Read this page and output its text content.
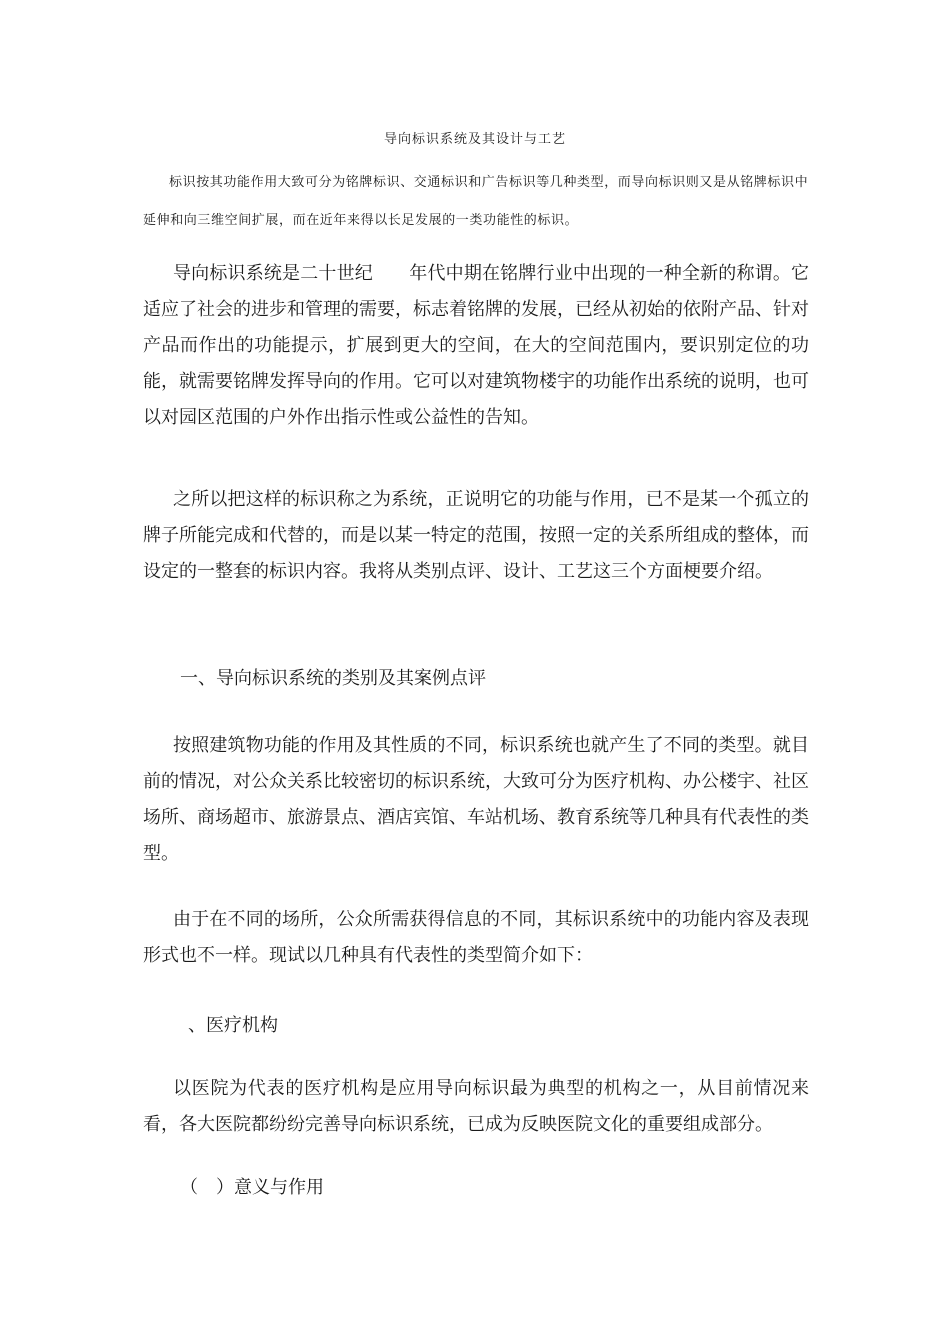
导向标识系统及其设计与工艺

标识按其功能作用大致可分为铭牌标识、交通标识和广告标识等几种类型，而导向标识则又是从铭牌标识中延伸和向三维空间扩展，而在近年来得以长足发展的一类功能性的标识。

导向标识系统是二十世纪　　年代中期在铭牌行业中出现的一种全新的称谓。它适应了社会的进步和管理的需要，标志着铭牌的发展，已经从初始的依附产品、针对产品而作出的功能提示，扩展到更大的空间，在大的空间范围内，要识别定位的功能，就需要铭牌发挥导向的作用。它可以对建筑物楼宇的功能作出系统的说明，也可以对园区范围的户外作出指示性或公益性的告知。

之所以把这样的标识称之为系统，正说明它的功能与作用，已不是某一个孤立的牌子所能完成和代替的，而是以某一特定的范围，按照一定的关系所组成的整体，而设定的一整套的标识内容。我将从类别点评、设计、工艺这三个方面梗要介绍。

一、导向标识系统的类别及其案例点评

按照建筑物功能的作用及其性质的不同，标识系统也就产生了不同的类型。就目前的情况，对公众关系比较密切的标识系统，大致可分为医疗机构、办公楼宇、社区场所、商场超市、旅游景点、酒店宾馆、车站机场、教育系统等几种具有代表性的类型。

由于在不同的场所，公众所需获得信息的不同，其标识系统中的功能内容及表现形式也不一样。现试以几种具有代表性的类型简介如下：

、医疗机构

以医院为代表的医疗机构是应用导向标识最为典型的机构之一，从目前情况来看，各大医院都纷纷完善导向标识系统，已成为反映医院文化的重要组成部分。

（　）意义与作用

----------------

* [Goal of the exercise]
Leave every image out, and retype the material exactly.

* [Solution]
Read this page and output its text content.
导向标识系统及其设计与工艺

标识按其功能作用大致可分为铭牌标识、交通标识和广告标识等几种类型，而导向标识则又是从铭牌标识中延伸和向三维空间扩展，而在近年来得以长足发展的一类功能性的标识。

导向标识系统是二十世纪　　年代中期在铭牌行业中出现的一种全新的称谓。它适应了社会的进步和管理的需要，标志着铭牌的发展，已经从初始的依附产品、针对产品而作出的功能提示，扩展到更大的空间，在大的空间范围内，要识别定位的功能，就需要铭牌发挥导向的作用。它可以对建筑物楼宇的功能作出系统的说明，也可以对园区范围的户外作出指示性或公益性的告知。

之所以把这样的标识称之为系统，正说明它的功能与作用，已不是某一个孤立的牌子所能完成和代替的，而是以某一特定的范围，按照一定的关系所组成的整体，而设定的一整套的标识内容。我将从类别点评、设计、工艺这三个方面梗要介绍。

一、导向标识系统的类别及其案例点评

按照建筑物功能的作用及其性质的不同，标识系统也就产生了不同的类型。就目前的情况，对公众关系比较密切的标识系统，大致可分为医疗机构、办公楼宇、社区场所、商场超市、旅游景点、酒店宾馆、车站机场、教育系统等几种具有代表性的类型。

由于在不同的场所，公众所需获得信息的不同，其标识系统中的功能内容及表现形式也不一样。现试以几种具有代表性的类型简介如下：

、医疗机构

以医院为代表的医疗机构是应用导向标识最为典型的机构之一，从目前情况来看，各大医院都纷纷完善导向标识系统，已成为反映医院文化的重要组成部分。

（　）意义与作用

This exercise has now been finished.